:: GIVEN RECORDS

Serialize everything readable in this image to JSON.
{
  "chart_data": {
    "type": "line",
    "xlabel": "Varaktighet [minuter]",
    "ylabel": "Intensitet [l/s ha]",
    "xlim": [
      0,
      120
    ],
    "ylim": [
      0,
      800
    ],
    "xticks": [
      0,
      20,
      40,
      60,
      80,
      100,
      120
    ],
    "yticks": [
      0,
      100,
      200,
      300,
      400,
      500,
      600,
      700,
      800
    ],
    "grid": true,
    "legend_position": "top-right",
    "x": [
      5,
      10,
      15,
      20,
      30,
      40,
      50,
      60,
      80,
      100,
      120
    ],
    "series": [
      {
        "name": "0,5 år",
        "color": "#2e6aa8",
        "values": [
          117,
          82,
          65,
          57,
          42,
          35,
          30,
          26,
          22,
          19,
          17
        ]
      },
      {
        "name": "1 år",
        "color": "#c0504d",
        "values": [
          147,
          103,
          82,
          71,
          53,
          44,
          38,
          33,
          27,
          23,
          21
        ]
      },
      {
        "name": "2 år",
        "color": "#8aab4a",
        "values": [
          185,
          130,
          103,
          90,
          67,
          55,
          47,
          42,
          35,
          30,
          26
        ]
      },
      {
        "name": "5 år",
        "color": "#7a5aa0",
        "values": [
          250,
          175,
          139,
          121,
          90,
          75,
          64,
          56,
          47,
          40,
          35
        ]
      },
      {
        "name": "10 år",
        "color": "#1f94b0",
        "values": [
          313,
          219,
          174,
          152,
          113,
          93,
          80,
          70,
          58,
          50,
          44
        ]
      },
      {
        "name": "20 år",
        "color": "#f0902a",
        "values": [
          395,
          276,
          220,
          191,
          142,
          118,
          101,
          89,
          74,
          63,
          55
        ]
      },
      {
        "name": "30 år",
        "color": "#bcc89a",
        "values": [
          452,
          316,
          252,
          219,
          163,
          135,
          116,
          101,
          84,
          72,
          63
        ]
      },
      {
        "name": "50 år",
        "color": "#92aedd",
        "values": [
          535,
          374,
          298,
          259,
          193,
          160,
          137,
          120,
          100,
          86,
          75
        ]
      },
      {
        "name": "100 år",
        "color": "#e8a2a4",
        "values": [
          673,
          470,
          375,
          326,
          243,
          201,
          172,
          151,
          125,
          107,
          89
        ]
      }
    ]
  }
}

::::

WHAT YOU SHOULD DO: Would you copy out each line exactly as written?

SOLUTION:
Serialize everything readable in this image to JSON.
{
  "chart_data": {
    "type": "line",
    "xlabel": "Varaktighet [minuter]",
    "ylabel": "Intensitet [l/s ha]",
    "xlim": [
      0,
      120
    ],
    "ylim": [
      0,
      800
    ],
    "xticks": [
      0,
      20,
      40,
      60,
      80,
      100,
      120
    ],
    "yticks": [
      0,
      100,
      200,
      300,
      400,
      500,
      600,
      700,
      800
    ],
    "grid": true,
    "legend_position": "top-right",
    "x": [
      5,
      10,
      15,
      20,
      30,
      40,
      50,
      60,
      80,
      100,
      120
    ],
    "series": [
      {
        "name": "0,5 år",
        "color": "#2e6aa8",
        "values": [
          117,
          82,
          65,
          57,
          42,
          35,
          30,
          26,
          22,
          19,
          17
        ]
      },
      {
        "name": "1 år",
        "color": "#c0504d",
        "values": [
          147,
          103,
          82,
          71,
          53,
          44,
          38,
          33,
          27,
          23,
          21
        ]
      },
      {
        "name": "2 år",
        "color": "#8aab4a",
        "values": [
          185,
          130,
          103,
          90,
          67,
          55,
          47,
          42,
          35,
          30,
          26
        ]
      },
      {
        "name": "5 år",
        "color": "#7a5aa0",
        "values": [
          250,
          175,
          139,
          121,
          90,
          75,
          64,
          56,
          47,
          40,
          35
        ]
      },
      {
        "name": "10 år",
        "color": "#1f94b0",
        "values": [
          313,
          219,
          174,
          152,
          113,
          93,
          80,
          70,
          58,
          50,
          44
        ]
      },
      {
        "name": "20 år",
        "color": "#f0902a",
        "values": [
          395,
          276,
          220,
          191,
          142,
          118,
          101,
          89,
          74,
          63,
          55
        ]
      },
      {
        "name": "30 år",
        "color": "#bcc89a",
        "values": [
          452,
          316,
          252,
          219,
          163,
          135,
          116,
          101,
          84,
          72,
          63
        ]
      },
      {
        "name": "50 år",
        "color": "#92aedd",
        "values": [
          535,
          374,
          298,
          259,
          193,
          160,
          137,
          120,
          100,
          86,
          75
        ]
      },
      {
        "name": "100 år",
        "color": "#e8a2a4",
        "values": [
          673,
          470,
          375,
          326,
          243,
          201,
          172,
          151,
          125,
          107,
          89
        ]
      }
    ]
  }
}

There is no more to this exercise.